◆ Material supplied
====
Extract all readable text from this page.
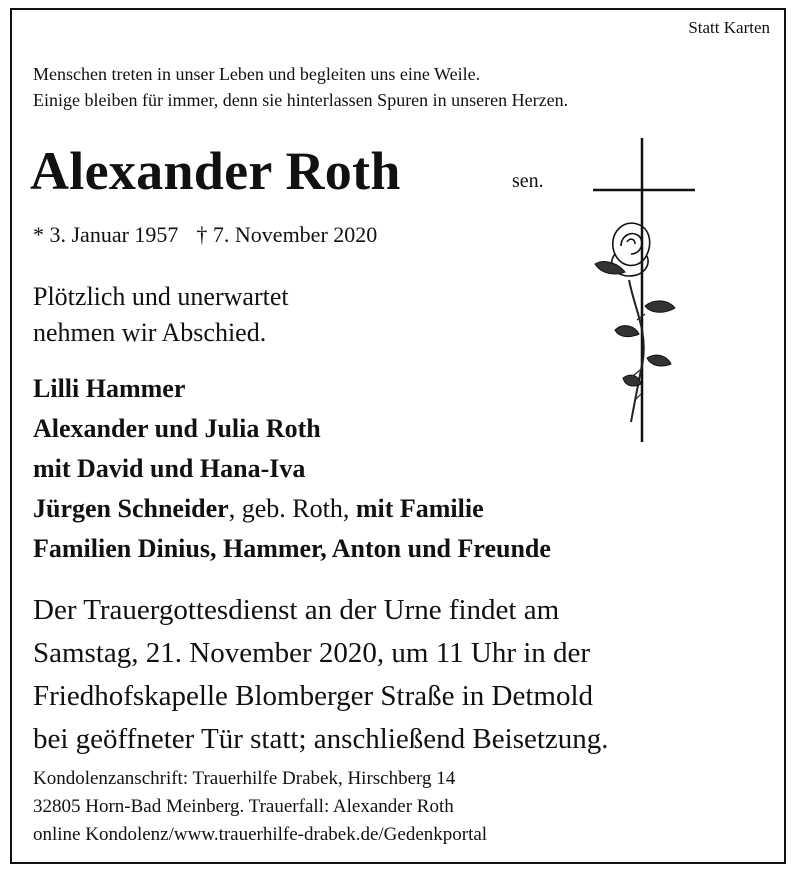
Statt Karten
Menschen treten in unser Leben und begleiten uns eine Weile.
Einige bleiben für immer, denn sie hinterlassen Spuren in unseren Herzen.
Alexander Roth	sen.
* 3. Januar 1957 † 7. November 2020
Plötzlich und unerwartet
nehmen wir Abschied.
Lilli Hammer
Alexander und Julia Roth
mit David und Hana-Iva
Jürgen Schneider, geb. Roth, mit Familie
Familien Dinius, Hammer, Anton und Freunde
Der Trauergottesdienst an der Urne findet am
Samstag, 21. November 2020, um 11 Uhr in der
Friedhofskapelle Blomberger Straße in Detmold
bei geöffneter Tür statt; anschließend Beisetzung.
Kondolenzanschrift: Trauerhilfe Drabek, Hirschberg 14
32805 Horn-Bad Meinberg. Trauerfall: Alexander Roth
online Kondolenz/www.trauerhilfe-drabek.de/Gedenkportal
====
Pictures are excluded; copy every other part of the records exactly.

Extract all readable text from this page.
Statt Karten
Menschen treten in unser Leben und begleiten uns eine Weile.
Einige bleiben für immer, denn sie hinterlassen Spuren in unseren Herzen.
Alexander Roth	sen.
* 3. Januar 1957 † 7. November 2020
Plötzlich und unerwartet
nehmen wir Abschied.
Lilli Hammer
Alexander und Julia Roth
mit David und Hana-Iva
Jürgen Schneider, geb. Roth, mit Familie
Familien Dinius, Hammer, Anton und Freunde
Der Trauergottesdienst an der Urne findet am
Samstag, 21. November 2020, um 11 Uhr in der
Friedhofskapelle Blomberger Straße in Detmold
bei geöffneter Tür statt; anschließend Beisetzung.
Kondolenzanschrift: Trauerhilfe Drabek, Hirschberg 14
32805 Horn-Bad Meinberg. Trauerfall: Alexander Roth
online Kondolenz/www.trauerhilfe-drabek.de/Gedenkportal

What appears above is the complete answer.